** TEXT **
We sometimes contemplate doing something out of the ordinary to celebrate a landmark birthday. For C Warren Bonython AO, to celebrate his 75th, it was to head off to Africa and climb Mount Kilimanjaro. He got within 1700 feet of the summit of this 18,500 feet giant before altitude sickness set in.
Warren was born in Adelaide and his name is synonymous with bushwalking in South Australia. He has however walked extensively in a number of different parts of the world. He began bushwalking while living in Melbourne during the 1940s, heading out into the Dandenong Ranges, and then north into the Cathedral Ranges, with his wife Bunty at his side. Perhaps it was the experience of climbing a challenging ridge on a stormy day, gale-force winds buffeting them with horizontal rain, that decided Bunty against continuing to walk in her husband’s boot prints, or maybe it was their first-born baby waiting at home with her sister. Whatever the reason, Bunty was happy to support Warren in his adventurous life by providing moral support, looking after their three children, and ‘keeping the home fires burning’ while he tramped through far-afield landscapes, including walking the length of the McDonnell Ranges, the Larapinta Trail and Lake Eyre in the Northern Territory; Northern India to the border of Kashmir; and the Sierra Club’s annual high trek in Nevada. He climbed the mountains of Maui and walked through the craters. He first visited New Zealand in 1935 and of course, has done the Everest Trek. Then there was his Simpson Desert walk, 2500 kms, which he shared in his book Walking the Simpson Desert.
Much closer to home Warren took part in the inaugural Hahndorf Pioneer Women’s Trail Walk in 1980 when, with a huge marrow strapped to his back in honour of the pioneers, he joined 150 others on the walk from Hahndorf to Beaumont.

** STORED RECORDS **
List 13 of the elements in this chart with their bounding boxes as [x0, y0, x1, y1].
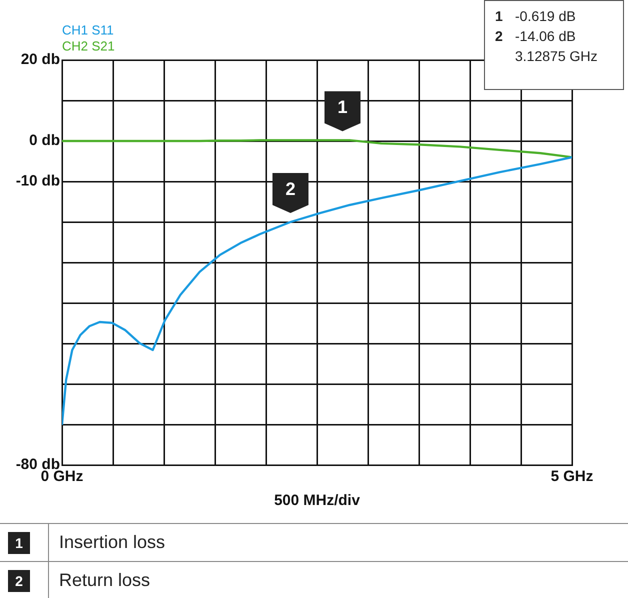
- readout-panel: 1 -0.619 dB 2 -14.06 dB 3.12875 GHz: [484, 0, 624, 90]
- annotation: 1: [337, 97, 348, 118]
- text: 2 Return loss: [15, 570, 150, 590]
- y-tick-label: 0 db: [29, 132, 60, 150]
- text: 1 Insertion loss: [15, 532, 166, 552]
- x-tick-label: 5 GHz: [550, 468, 594, 486]
- x-axis-title: 500 MHz/div: [274, 492, 361, 510]
- annotation: 2: [285, 178, 296, 199]
- annotation: 3.12875 GHz: [514, 47, 598, 66]
- text: CH1 S11: [62, 22, 114, 38]
- text: CH2 S21: [62, 38, 115, 54]
- y-tick-label: 20 db: [20, 51, 60, 68]
- y-tick-label: -10 db: [16, 172, 60, 190]
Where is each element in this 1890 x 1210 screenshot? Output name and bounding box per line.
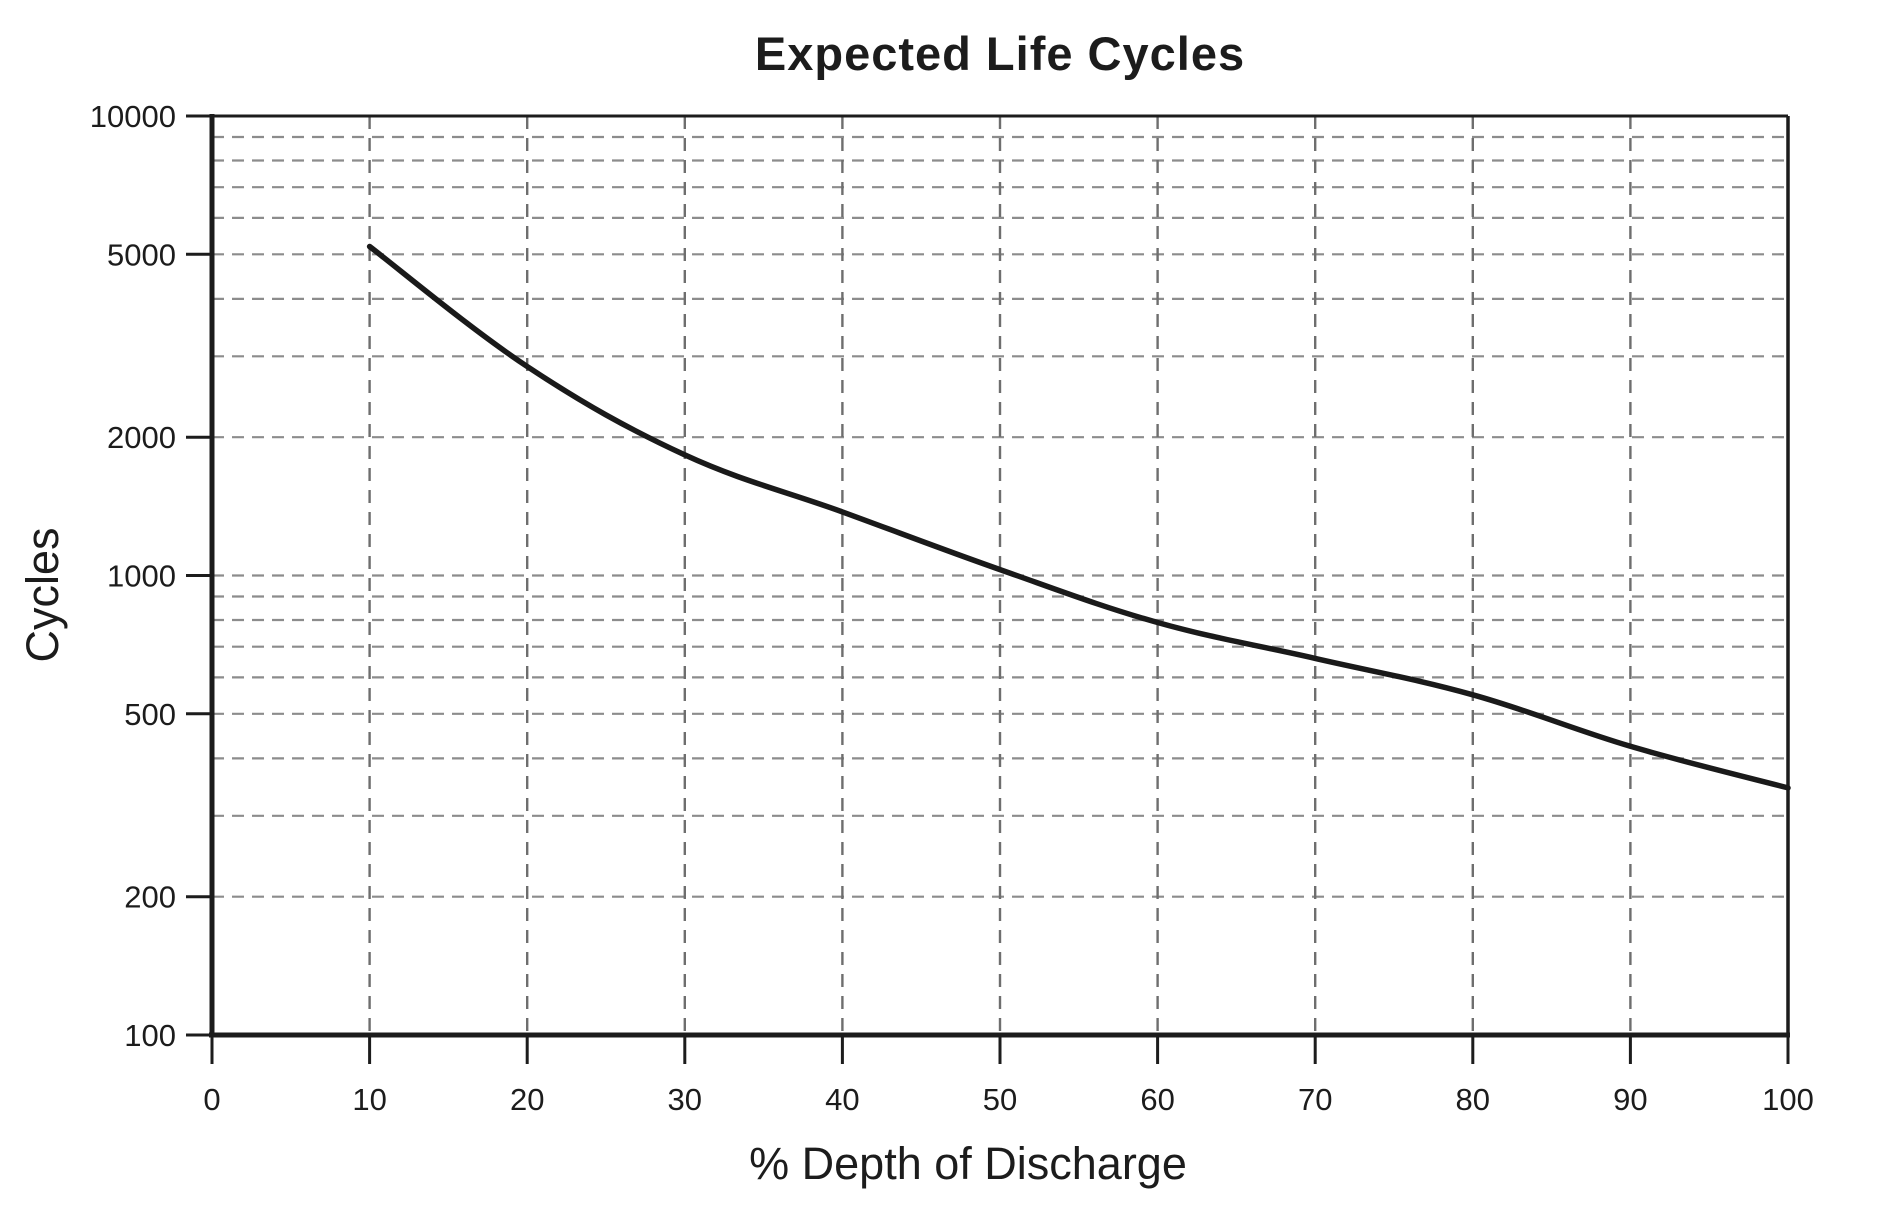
axis-ticks [186, 114, 1790, 1064]
y-tick-label: 2000 [107, 420, 176, 455]
tick-labels: 100 200 500 1000 2000 5000 10000 0 10 20 30 40 50 60 7… [90, 99, 1814, 1117]
x-tick-label: 20 [510, 1082, 544, 1117]
y-tick-label: 5000 [107, 237, 176, 272]
x-tick-label: 30 [668, 1082, 702, 1117]
life-cycle-curve [366, 243, 1791, 791]
y-tick-label: 200 [124, 880, 176, 915]
y-tick-label: 100 [124, 1018, 176, 1053]
data-line [366, 243, 1791, 791]
x-tick-label: 50 [983, 1082, 1017, 1117]
x-tick-label: 70 [1298, 1082, 1332, 1117]
x-tick-label: 0 [203, 1082, 220, 1117]
y-tick-label: 10000 [90, 99, 176, 134]
x-tick-label: 80 [1456, 1082, 1490, 1117]
y-tick-label: 500 [124, 697, 176, 732]
chart-title: Expected Life Cycles [754, 27, 1246, 80]
x-tick-label: 10 [352, 1082, 386, 1117]
y-axis-title: Cycles [17, 527, 68, 663]
x-axis-title: % Depth of Discharge [749, 1138, 1187, 1189]
y-tick-label: 1000 [107, 559, 176, 594]
x-tick-label: 90 [1613, 1082, 1647, 1117]
x-tick-label: 60 [1140, 1082, 1174, 1117]
x-tick-label: 40 [825, 1082, 859, 1117]
x-tick-label: 100 [1762, 1082, 1814, 1117]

** INSTRUCTIONS **
**A.** According to the text about Warren Bonython, how long was his Simpson Desert walk?
**B.** Transcribe the part of the text about Warren Bonython between "We sometimes contemplate" and "sickness set in.", inclusive.

** SOLUTIONS FOR EACH TASK **
**A.** 2500 kms

**B.**
We sometimes contemplate doing something out of the ordinary to celebrate a landmark birthday. For C Warren Bonython AO, to celebrate his 75th, it was to head off to Africa and climb Mount Kilimanjaro. He got within 1700 feet of the summit of this 18,500 feet giant before altitude sickness set in.